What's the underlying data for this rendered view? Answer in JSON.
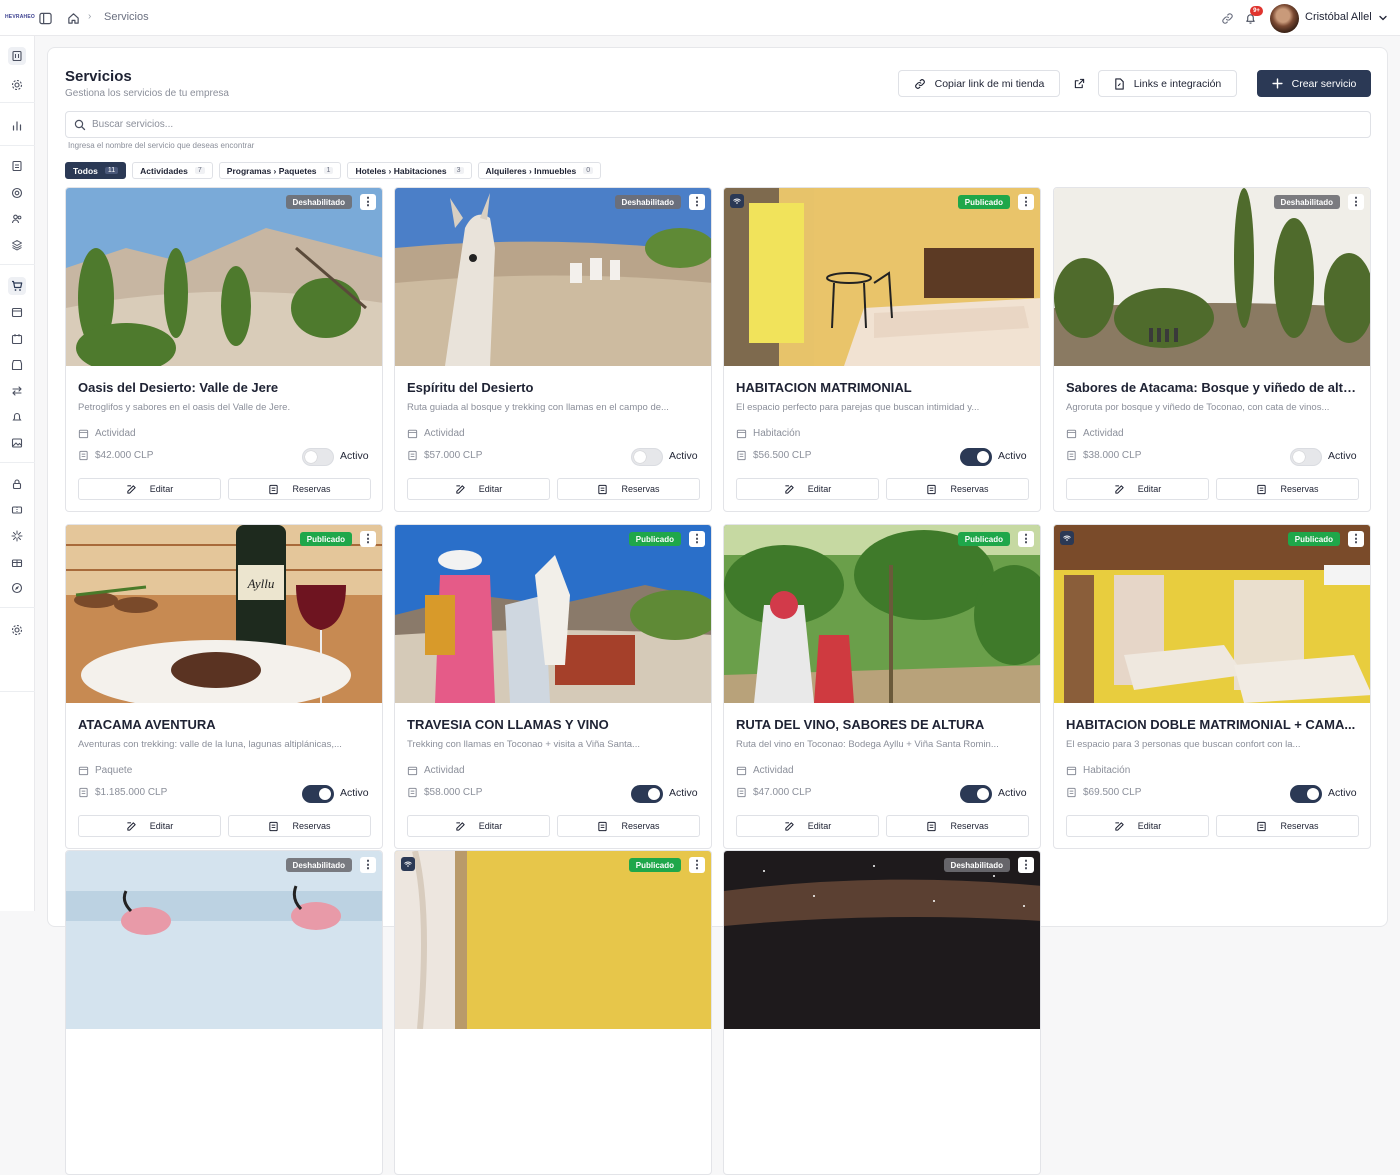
{
  "app": {
    "logo_text": "HEVRAHEO"
  },
  "topbar": {
    "breadcrumb": "Servicios",
    "notifications_badge": "9+",
    "username": "Cristóbal Allel"
  },
  "page": {
    "title": "Servicios",
    "subtitle": "Gestiona los servicios de tu empresa"
  },
  "actions": {
    "copy_link": "Copiar link de mi tienda",
    "links": "Links e integración",
    "create": "Crear servicio"
  },
  "search": {
    "placeholder": "Buscar servicios...",
    "value": "",
    "help": "Ingresa el nombre del servicio que deseas encontrar"
  },
  "filters": [
    {
      "label": "Todos",
      "count": "11",
      "active": true
    },
    {
      "label": "Actividades",
      "count": "7",
      "active": false
    },
    {
      "label": "Programas › Paquetes",
      "count": "1",
      "active": false
    },
    {
      "label": "Hoteles › Habitaciones",
      "count": "3",
      "active": false
    },
    {
      "label": "Alquileres › Inmuebles",
      "count": "0",
      "active": false
    }
  ],
  "card_labels": {
    "edit": "Editar",
    "bookings": "Reservas",
    "active": "Activo"
  },
  "services": [
    {
      "title": "Oasis del Desierto: Valle de Jere",
      "description": "Petroglifos y sabores en el oasis del Valle de Jere.",
      "type": "Actividad",
      "price": "$42.000 CLP",
      "status": "Deshabilitado",
      "active": false,
      "wifi": false,
      "scene": "valley"
    },
    {
      "title": "Espíritu del Desierto",
      "description": "Ruta guiada al bosque y trekking con llamas en el campo de...",
      "type": "Actividad",
      "price": "$57.000 CLP",
      "status": "Deshabilitado",
      "active": false,
      "wifi": false,
      "scene": "llama"
    },
    {
      "title": "HABITACION MATRIMONIAL",
      "description": "El espacio perfecto para parejas que buscan intimidad y...",
      "type": "Habitación",
      "price": "$56.500 CLP",
      "status": "Publicado",
      "active": true,
      "wifi": true,
      "scene": "bedroom"
    },
    {
      "title": "Sabores de Atacama: Bosque y viñedo de altura",
      "description": "Agroruta por bosque y viñedo de Toconao, con cata de vinos...",
      "type": "Actividad",
      "price": "$38.000 CLP",
      "status": "Deshabilitado",
      "active": false,
      "wifi": false,
      "scene": "forest"
    },
    {
      "title": "ATACAMA AVENTURA",
      "description": "Aventuras con trekking: valle de la luna, lagunas altiplánicas,...",
      "type": "Paquete",
      "price": "$1.185.000 CLP",
      "status": "Publicado",
      "active": true,
      "wifi": false,
      "scene": "food",
      "img_text": "Ayllu"
    },
    {
      "title": "TRAVESIA CON LLAMAS Y VINO",
      "description": "Trekking con llamas en Toconao + visita a Viña Santa...",
      "type": "Actividad",
      "price": "$58.000 CLP",
      "status": "Publicado",
      "active": true,
      "wifi": false,
      "scene": "trek"
    },
    {
      "title": "RUTA DEL VINO, SABORES DE ALTURA",
      "description": "Ruta del vino en Toconao: Bodega Ayllu + Viña Santa Romin...",
      "type": "Actividad",
      "price": "$47.000 CLP",
      "status": "Publicado",
      "active": true,
      "wifi": false,
      "scene": "vineyard"
    },
    {
      "title": "HABITACION DOBLE MATRIMONIAL + CAMA...",
      "description": "El espacio para 3 personas que buscan confort con la...",
      "type": "Habitación",
      "price": "$69.500 CLP",
      "status": "Publicado",
      "active": true,
      "wifi": true,
      "scene": "room2"
    },
    {
      "title": "",
      "description": "",
      "type": "",
      "price": "",
      "status": "Deshabilitado",
      "active": false,
      "wifi": false,
      "scene": "flamingo"
    },
    {
      "title": "",
      "description": "",
      "type": "",
      "price": "",
      "status": "Publicado",
      "active": false,
      "wifi": true,
      "scene": "curtain"
    },
    {
      "title": "",
      "description": "",
      "type": "",
      "price": "",
      "status": "Deshabilitado",
      "active": false,
      "wifi": false,
      "scene": "night"
    }
  ]
}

What to do
Exactly reproduce each record, leaving out any pictures.

Result
What's the underlying data for this rendered view? Answer in JSON.
{
  "app": {
    "logo_text": "HEVRAHEO"
  },
  "topbar": {
    "breadcrumb": "Servicios",
    "notifications_badge": "9+",
    "username": "Cristóbal Allel"
  },
  "page": {
    "title": "Servicios",
    "subtitle": "Gestiona los servicios de tu empresa"
  },
  "actions": {
    "copy_link": "Copiar link de mi tienda",
    "links": "Links e integración",
    "create": "Crear servicio"
  },
  "search": {
    "placeholder": "Buscar servicios...",
    "value": "",
    "help": "Ingresa el nombre del servicio que deseas encontrar"
  },
  "filters": [
    {
      "label": "Todos",
      "count": "11",
      "active": true
    },
    {
      "label": "Actividades",
      "count": "7",
      "active": false
    },
    {
      "label": "Programas › Paquetes",
      "count": "1",
      "active": false
    },
    {
      "label": "Hoteles › Habitaciones",
      "count": "3",
      "active": false
    },
    {
      "label": "Alquileres › Inmuebles",
      "count": "0",
      "active": false
    }
  ],
  "card_labels": {
    "edit": "Editar",
    "bookings": "Reservas",
    "active": "Activo"
  },
  "services": [
    {
      "title": "Oasis del Desierto: Valle de Jere",
      "description": "Petroglifos y sabores en el oasis del Valle de Jere.",
      "type": "Actividad",
      "price": "$42.000 CLP",
      "status": "Deshabilitado",
      "active": false,
      "wifi": false,
      "scene": "valley"
    },
    {
      "title": "Espíritu del Desierto",
      "description": "Ruta guiada al bosque y trekking con llamas en el campo de...",
      "type": "Actividad",
      "price": "$57.000 CLP",
      "status": "Deshabilitado",
      "active": false,
      "wifi": false,
      "scene": "llama"
    },
    {
      "title": "HABITACION MATRIMONIAL",
      "description": "El espacio perfecto para parejas que buscan intimidad y...",
      "type": "Habitación",
      "price": "$56.500 CLP",
      "status": "Publicado",
      "active": true,
      "wifi": true,
      "scene": "bedroom"
    },
    {
      "title": "Sabores de Atacama: Bosque y viñedo de altura",
      "description": "Agroruta por bosque y viñedo de Toconao, con cata de vinos...",
      "type": "Actividad",
      "price": "$38.000 CLP",
      "status": "Deshabilitado",
      "active": false,
      "wifi": false,
      "scene": "forest"
    },
    {
      "title": "ATACAMA AVENTURA",
      "description": "Aventuras con trekking: valle de la luna, lagunas altiplánicas,...",
      "type": "Paquete",
      "price": "$1.185.000 CLP",
      "status": "Publicado",
      "active": true,
      "wifi": false,
      "scene": "food",
      "img_text": "Ayllu"
    },
    {
      "title": "TRAVESIA CON LLAMAS Y VINO",
      "description": "Trekking con llamas en Toconao + visita a Viña Santa...",
      "type": "Actividad",
      "price": "$58.000 CLP",
      "status": "Publicado",
      "active": true,
      "wifi": false,
      "scene": "trek"
    },
    {
      "title": "RUTA DEL VINO, SABORES DE ALTURA",
      "description": "Ruta del vino en Toconao: Bodega Ayllu + Viña Santa Romin...",
      "type": "Actividad",
      "price": "$47.000 CLP",
      "status": "Publicado",
      "active": true,
      "wifi": false,
      "scene": "vineyard"
    },
    {
      "title": "HABITACION DOBLE MATRIMONIAL + CAMA...",
      "description": "El espacio para 3 personas que buscan confort con la...",
      "type": "Habitación",
      "price": "$69.500 CLP",
      "status": "Publicado",
      "active": true,
      "wifi": true,
      "scene": "room2"
    },
    {
      "title": "",
      "description": "",
      "type": "",
      "price": "",
      "status": "Deshabilitado",
      "active": false,
      "wifi": false,
      "scene": "flamingo"
    },
    {
      "title": "",
      "description": "",
      "type": "",
      "price": "",
      "status": "Publicado",
      "active": false,
      "wifi": true,
      "scene": "curtain"
    },
    {
      "title": "",
      "description": "",
      "type": "",
      "price": "",
      "status": "Deshabilitado",
      "active": false,
      "wifi": false,
      "scene": "night"
    }
  ]
}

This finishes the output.